START Dataset

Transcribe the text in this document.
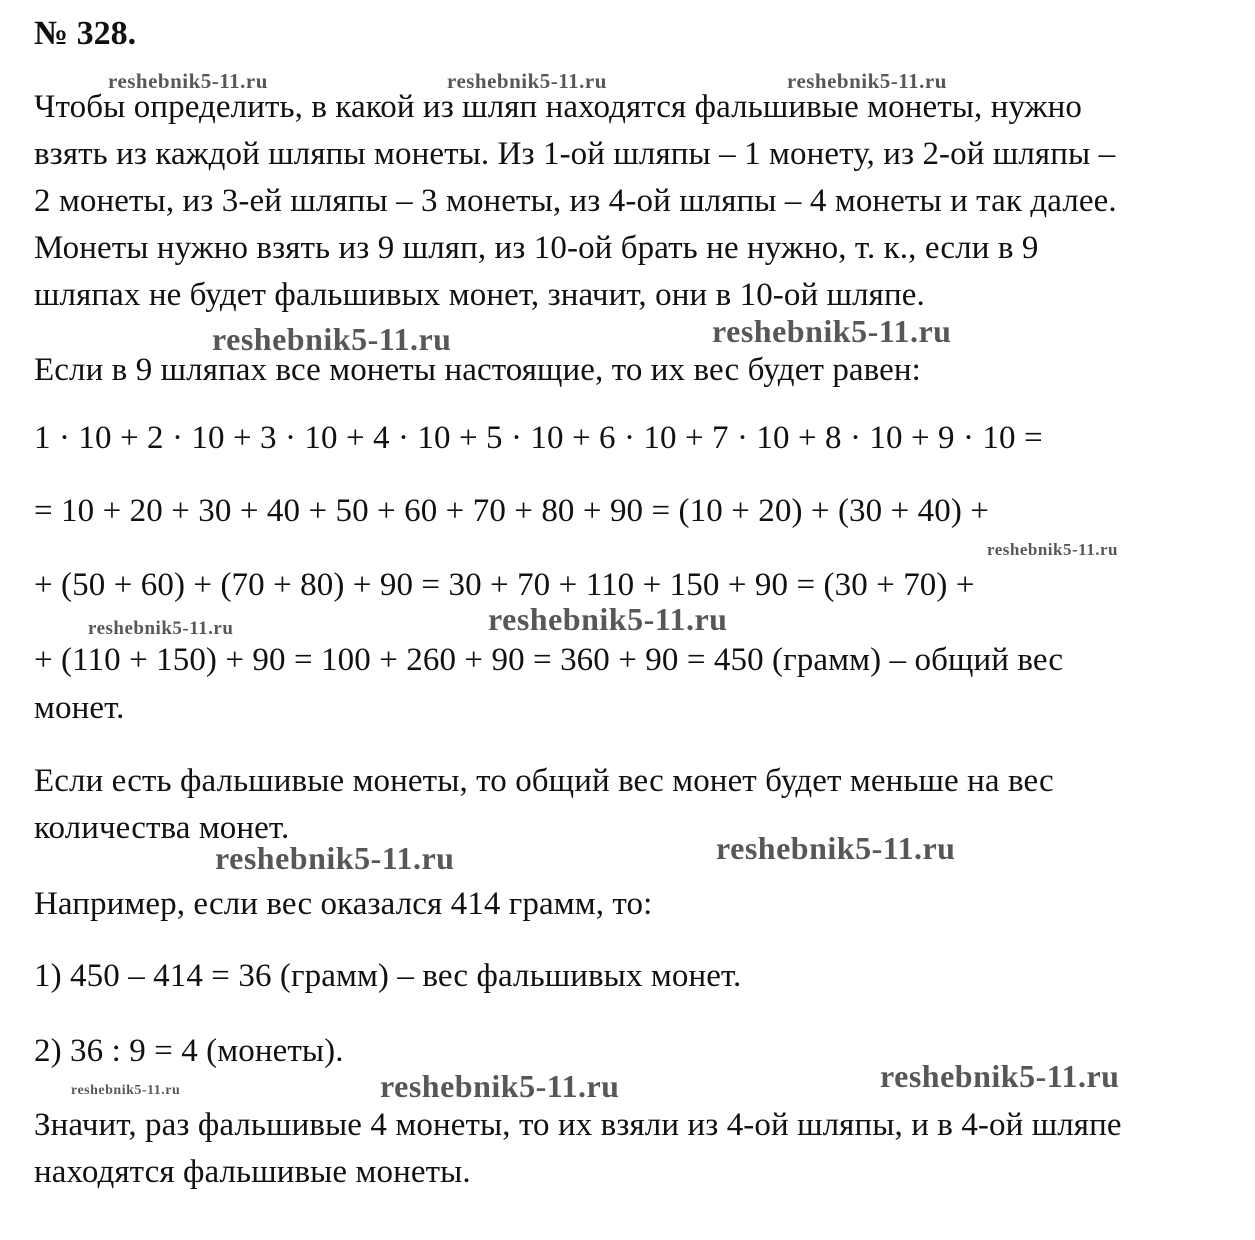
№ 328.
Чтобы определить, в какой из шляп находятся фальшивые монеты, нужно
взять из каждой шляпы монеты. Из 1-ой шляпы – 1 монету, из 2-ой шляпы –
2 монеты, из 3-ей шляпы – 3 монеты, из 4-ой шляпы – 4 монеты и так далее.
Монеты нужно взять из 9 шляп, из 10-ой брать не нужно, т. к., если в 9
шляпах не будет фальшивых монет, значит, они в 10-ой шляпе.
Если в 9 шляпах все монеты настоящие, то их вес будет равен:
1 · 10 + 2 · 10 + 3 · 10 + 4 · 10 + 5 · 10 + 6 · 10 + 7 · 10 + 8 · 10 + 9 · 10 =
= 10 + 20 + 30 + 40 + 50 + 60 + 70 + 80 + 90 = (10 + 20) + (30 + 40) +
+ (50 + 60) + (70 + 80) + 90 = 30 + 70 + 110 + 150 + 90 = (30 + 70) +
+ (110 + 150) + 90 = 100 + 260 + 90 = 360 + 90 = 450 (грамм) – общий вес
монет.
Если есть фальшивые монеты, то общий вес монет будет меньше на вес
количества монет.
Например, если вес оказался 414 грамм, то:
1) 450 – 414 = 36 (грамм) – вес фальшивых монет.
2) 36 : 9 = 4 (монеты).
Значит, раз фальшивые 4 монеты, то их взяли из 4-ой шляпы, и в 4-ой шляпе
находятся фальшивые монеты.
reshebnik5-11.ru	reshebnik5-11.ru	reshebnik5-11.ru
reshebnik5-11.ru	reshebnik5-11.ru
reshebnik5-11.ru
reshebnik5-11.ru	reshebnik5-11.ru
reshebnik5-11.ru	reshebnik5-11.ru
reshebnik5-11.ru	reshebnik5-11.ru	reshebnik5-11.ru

END Dataset

Task objective
Using the data above, print every line exactly, omitting pictures.

Correct response
Transcribe the text in this document.
№ 328.
Чтобы определить, в какой из шляп находятся фальшивые монеты, нужно
взять из каждой шляпы монеты. Из 1-ой шляпы – 1 монету, из 2-ой шляпы –
2 монеты, из 3-ей шляпы – 3 монеты, из 4-ой шляпы – 4 монеты и так далее.
Монеты нужно взять из 9 шляп, из 10-ой брать не нужно, т. к., если в 9
шляпах не будет фальшивых монет, значит, они в 10-ой шляпе.
Если в 9 шляпах все монеты настоящие, то их вес будет равен:
1 · 10 + 2 · 10 + 3 · 10 + 4 · 10 + 5 · 10 + 6 · 10 + 7 · 10 + 8 · 10 + 9 · 10 =
= 10 + 20 + 30 + 40 + 50 + 60 + 70 + 80 + 90 = (10 + 20) + (30 + 40) +
+ (50 + 60) + (70 + 80) + 90 = 30 + 70 + 110 + 150 + 90 = (30 + 70) +
+ (110 + 150) + 90 = 100 + 260 + 90 = 360 + 90 = 450 (грамм) – общий вес
монет.
Если есть фальшивые монеты, то общий вес монет будет меньше на вес
количества монет.
Например, если вес оказался 414 грамм, то:
1) 450 – 414 = 36 (грамм) – вес фальшивых монет.
2) 36 : 9 = 4 (монеты).
Значит, раз фальшивые 4 монеты, то их взяли из 4-ой шляпы, и в 4-ой шляпе
находятся фальшивые монеты.
reshebnik5-11.ru	reshebnik5-11.ru	reshebnik5-11.ru
reshebnik5-11.ru	reshebnik5-11.ru
reshebnik5-11.ru
reshebnik5-11.ru	reshebnik5-11.ru
reshebnik5-11.ru	reshebnik5-11.ru
reshebnik5-11.ru	reshebnik5-11.ru	reshebnik5-11.ru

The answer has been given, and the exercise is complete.